Instructions for the task >> Go through the material below and copy all lines with "bhante".

─── Information shown ───

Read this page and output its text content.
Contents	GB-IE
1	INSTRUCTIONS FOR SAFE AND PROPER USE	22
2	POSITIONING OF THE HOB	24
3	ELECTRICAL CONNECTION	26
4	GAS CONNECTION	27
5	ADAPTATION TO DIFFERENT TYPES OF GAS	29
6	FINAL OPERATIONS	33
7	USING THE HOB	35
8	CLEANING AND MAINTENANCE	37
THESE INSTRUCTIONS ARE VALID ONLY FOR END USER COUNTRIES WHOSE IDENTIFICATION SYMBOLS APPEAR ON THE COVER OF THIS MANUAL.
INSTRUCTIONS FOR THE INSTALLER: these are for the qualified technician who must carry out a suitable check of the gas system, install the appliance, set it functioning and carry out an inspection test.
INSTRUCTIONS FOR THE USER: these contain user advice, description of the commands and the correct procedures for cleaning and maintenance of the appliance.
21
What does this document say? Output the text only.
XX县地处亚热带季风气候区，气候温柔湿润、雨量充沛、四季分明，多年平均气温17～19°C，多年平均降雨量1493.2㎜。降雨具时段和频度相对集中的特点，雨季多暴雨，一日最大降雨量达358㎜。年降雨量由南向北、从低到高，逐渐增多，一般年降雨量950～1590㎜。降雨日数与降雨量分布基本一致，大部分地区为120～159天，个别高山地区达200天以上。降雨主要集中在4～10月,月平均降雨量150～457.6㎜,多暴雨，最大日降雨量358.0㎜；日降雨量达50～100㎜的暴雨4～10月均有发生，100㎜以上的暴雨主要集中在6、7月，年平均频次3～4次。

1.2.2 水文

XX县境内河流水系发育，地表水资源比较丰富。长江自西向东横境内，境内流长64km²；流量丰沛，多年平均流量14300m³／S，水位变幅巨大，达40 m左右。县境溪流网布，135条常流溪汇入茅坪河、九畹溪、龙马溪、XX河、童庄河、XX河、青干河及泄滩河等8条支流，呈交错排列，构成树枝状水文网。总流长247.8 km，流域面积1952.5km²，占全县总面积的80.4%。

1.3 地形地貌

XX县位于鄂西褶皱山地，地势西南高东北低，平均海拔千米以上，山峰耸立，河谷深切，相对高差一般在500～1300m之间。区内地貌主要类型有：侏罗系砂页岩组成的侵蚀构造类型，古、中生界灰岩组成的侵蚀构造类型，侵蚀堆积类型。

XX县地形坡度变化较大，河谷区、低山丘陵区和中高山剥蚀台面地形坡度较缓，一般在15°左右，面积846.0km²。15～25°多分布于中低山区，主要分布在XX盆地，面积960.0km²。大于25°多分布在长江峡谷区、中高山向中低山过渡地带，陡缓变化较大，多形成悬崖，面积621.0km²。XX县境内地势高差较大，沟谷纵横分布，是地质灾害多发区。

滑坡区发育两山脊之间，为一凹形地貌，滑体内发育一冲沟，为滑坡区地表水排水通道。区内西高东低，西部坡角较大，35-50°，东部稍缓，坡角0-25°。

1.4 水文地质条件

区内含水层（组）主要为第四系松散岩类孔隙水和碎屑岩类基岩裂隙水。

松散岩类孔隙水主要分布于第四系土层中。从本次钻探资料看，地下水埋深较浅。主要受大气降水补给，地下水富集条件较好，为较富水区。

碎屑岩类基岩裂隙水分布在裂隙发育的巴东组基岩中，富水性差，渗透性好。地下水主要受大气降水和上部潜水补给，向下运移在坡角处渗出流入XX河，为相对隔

───
─── Information shown ───

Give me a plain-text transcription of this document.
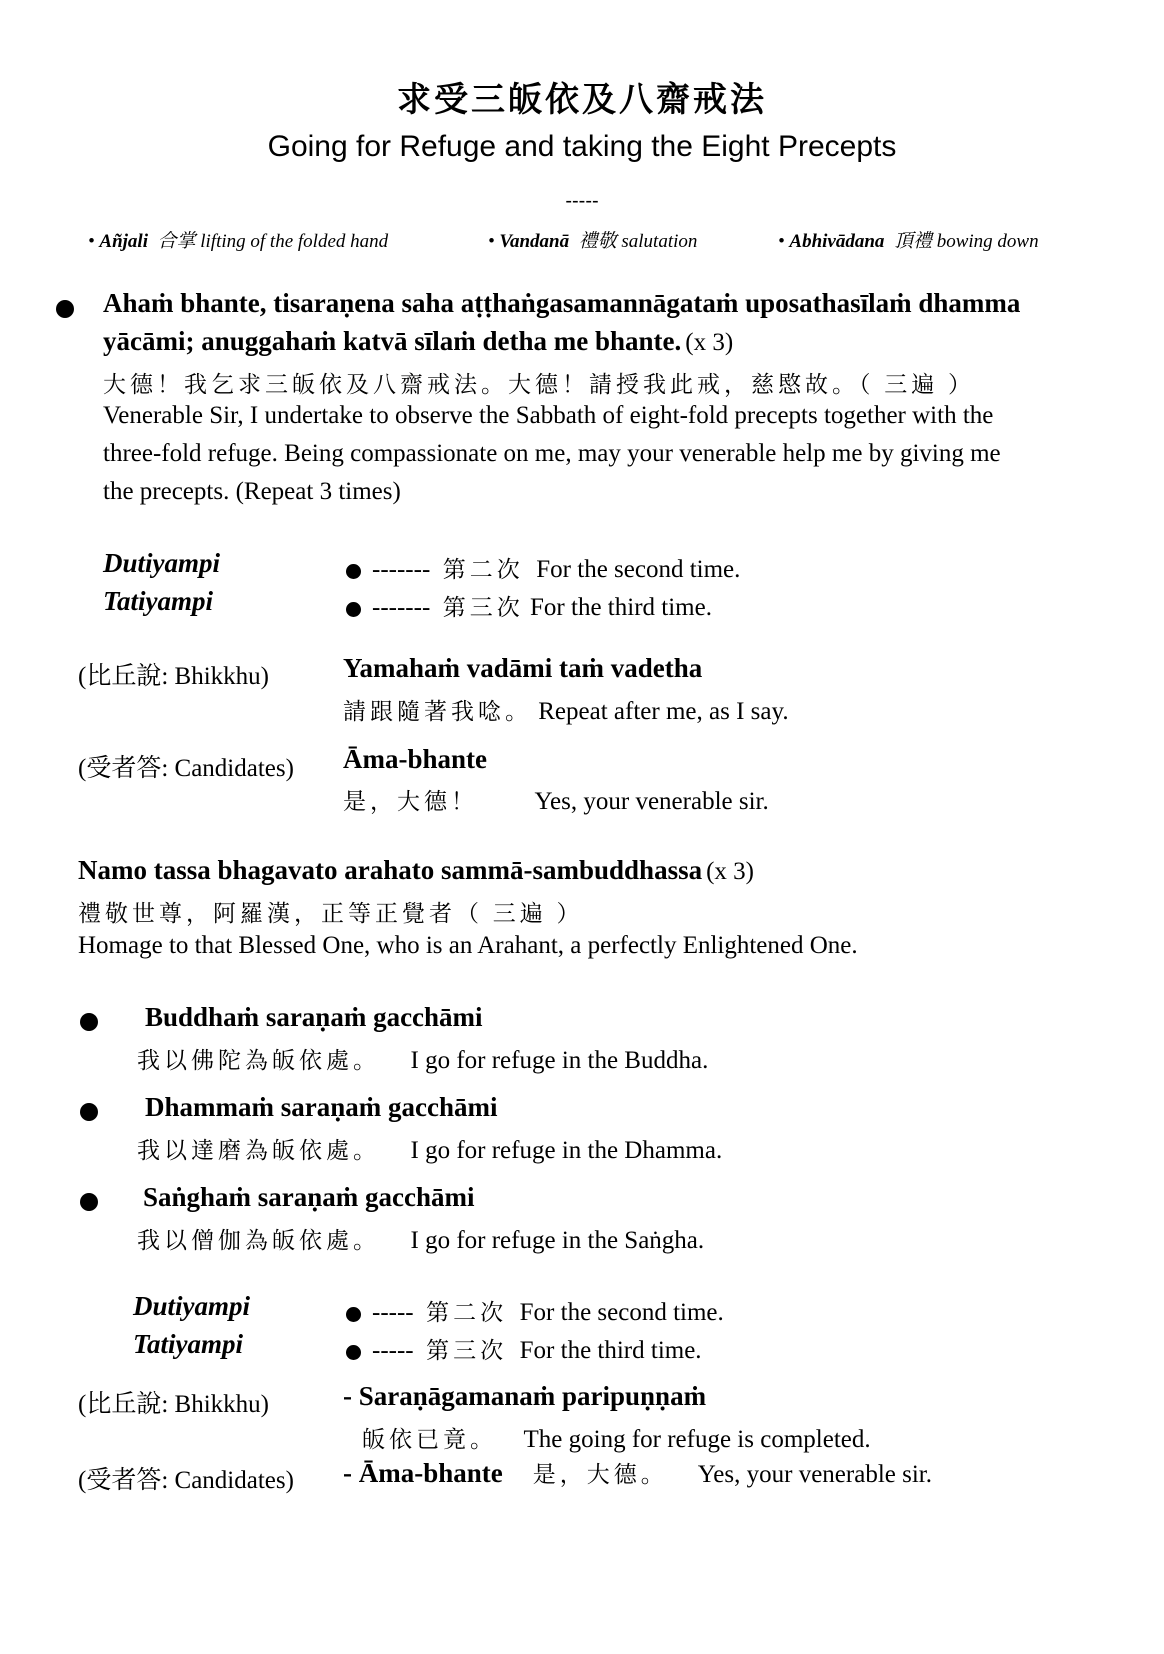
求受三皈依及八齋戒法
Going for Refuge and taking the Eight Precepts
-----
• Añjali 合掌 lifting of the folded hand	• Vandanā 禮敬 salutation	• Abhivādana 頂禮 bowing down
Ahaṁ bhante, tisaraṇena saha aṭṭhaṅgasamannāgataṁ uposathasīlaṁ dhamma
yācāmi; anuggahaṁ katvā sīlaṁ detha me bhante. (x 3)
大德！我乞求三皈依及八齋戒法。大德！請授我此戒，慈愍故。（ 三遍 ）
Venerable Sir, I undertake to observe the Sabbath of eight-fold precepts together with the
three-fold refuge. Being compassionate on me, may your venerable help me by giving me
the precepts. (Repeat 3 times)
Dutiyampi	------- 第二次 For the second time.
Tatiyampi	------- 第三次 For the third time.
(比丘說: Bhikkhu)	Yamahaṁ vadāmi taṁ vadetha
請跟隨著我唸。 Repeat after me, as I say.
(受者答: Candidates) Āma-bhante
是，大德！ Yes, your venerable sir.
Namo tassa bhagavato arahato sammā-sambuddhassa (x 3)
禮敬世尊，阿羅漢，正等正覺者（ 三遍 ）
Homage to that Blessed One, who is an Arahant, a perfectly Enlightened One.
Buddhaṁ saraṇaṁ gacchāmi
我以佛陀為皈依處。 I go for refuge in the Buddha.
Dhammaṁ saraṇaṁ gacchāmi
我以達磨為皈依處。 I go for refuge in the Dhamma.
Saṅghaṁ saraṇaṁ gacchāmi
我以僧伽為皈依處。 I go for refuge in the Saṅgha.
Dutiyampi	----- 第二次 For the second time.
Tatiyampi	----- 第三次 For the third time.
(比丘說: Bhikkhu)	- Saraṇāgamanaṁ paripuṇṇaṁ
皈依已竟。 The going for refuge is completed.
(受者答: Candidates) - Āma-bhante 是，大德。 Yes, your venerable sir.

───

Answer >>
Ahaṁ bhante, tisaraṇena saha aṭṭhaṅgasamannāgataṁ uposathasīlaṁ dhamma
yācāmi; anuggahaṁ katvā sīlaṁ detha me bhante. (x 3)
(受者答: Candidates) Āma-bhante
(受者答: Candidates) - Āma-bhante 是，大德。 Yes, your venerable sir.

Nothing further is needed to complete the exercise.